(Extracted data entries)
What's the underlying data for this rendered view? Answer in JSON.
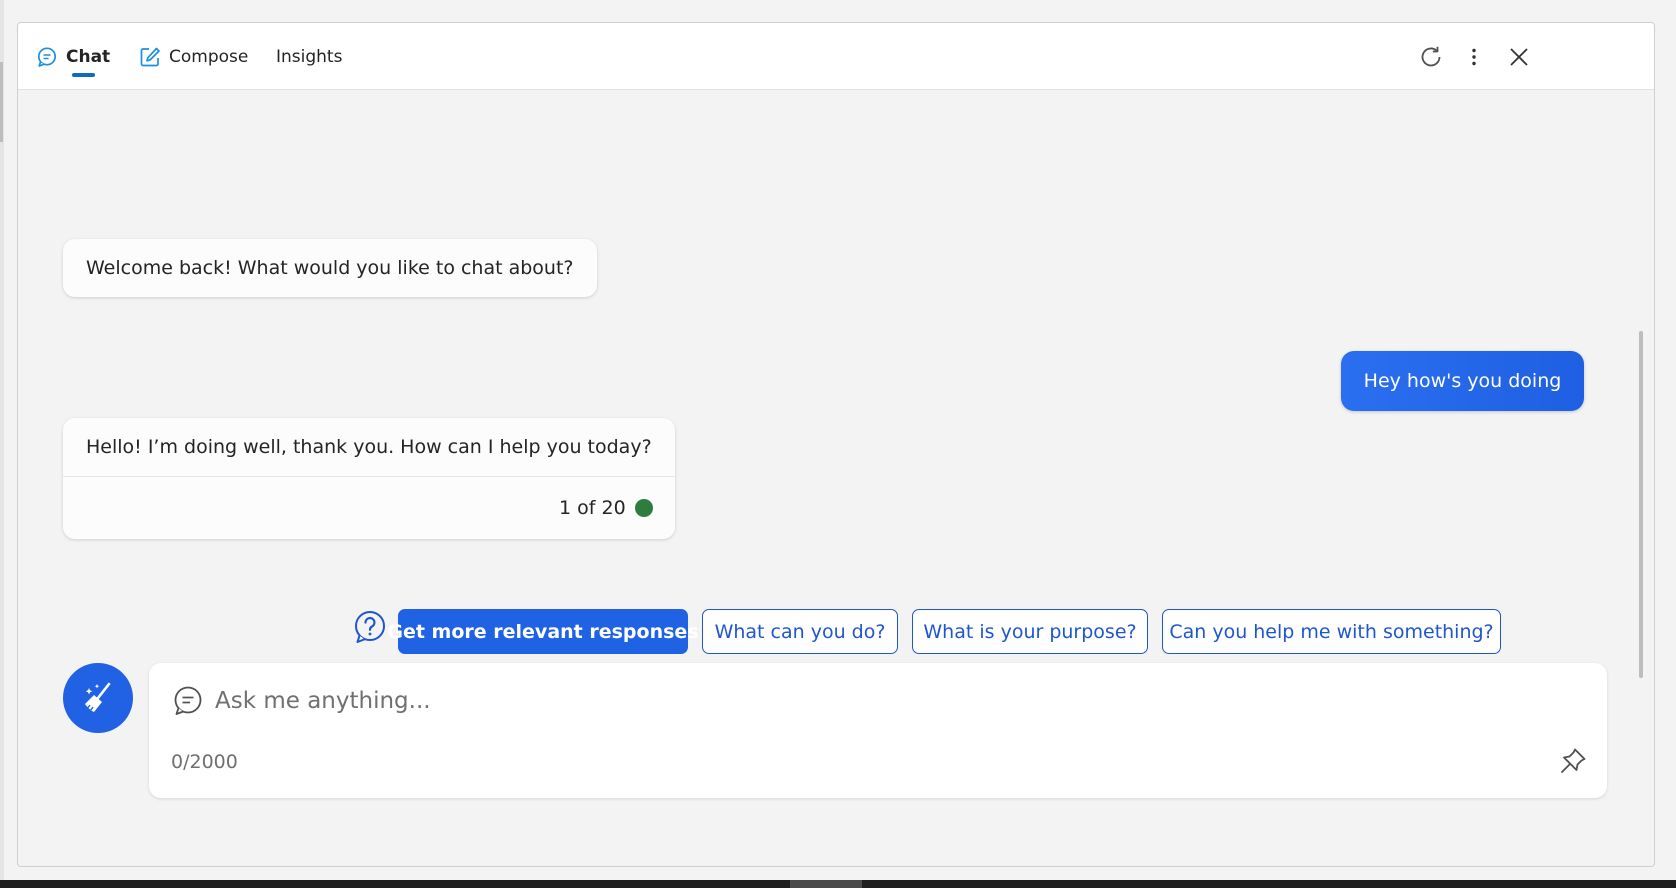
{
  "tabs": [
    {
      "label": "Chat",
      "icon": "chat-bubble-icon",
      "active": true
    },
    {
      "label": "Compose",
      "icon": "compose-icon",
      "active": false
    },
    {
      "label": "Insights",
      "icon": "",
      "active": false
    }
  ],
  "messages": [
    {
      "role": "bot",
      "text": "Welcome back! What would you like to chat about?"
    },
    {
      "role": "user",
      "text": "Hey how's you doing"
    },
    {
      "role": "bot",
      "text": "Hello! I’m doing well, thank you. How can I help you today?",
      "footer": "1 of 20"
    }
  ],
  "suggestions": [
    {
      "label": "Get more relevant responses",
      "style": "primary"
    },
    {
      "label": "What can you do?",
      "style": "outline"
    },
    {
      "label": "What is your purpose?",
      "style": "outline"
    },
    {
      "label": "Can you help me with something?",
      "style": "outline"
    }
  ],
  "composer": {
    "placeholder": "Ask me anything...",
    "value": "",
    "counter": "0/2000"
  },
  "colors": {
    "accent": "#1f62e4",
    "tab_underline": "#0f6cbd",
    "status_dot": "#2e7d3e"
  }
}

• What the task asks: Search the data for the string "text" and copy each line where it appears.

• Task answer:
      "text": "Welcome back! What would you like to chat about?"
      "text": "Hey how's you doing"
      "text": "Hello! I’m doing well, thank you. How can I help you today?",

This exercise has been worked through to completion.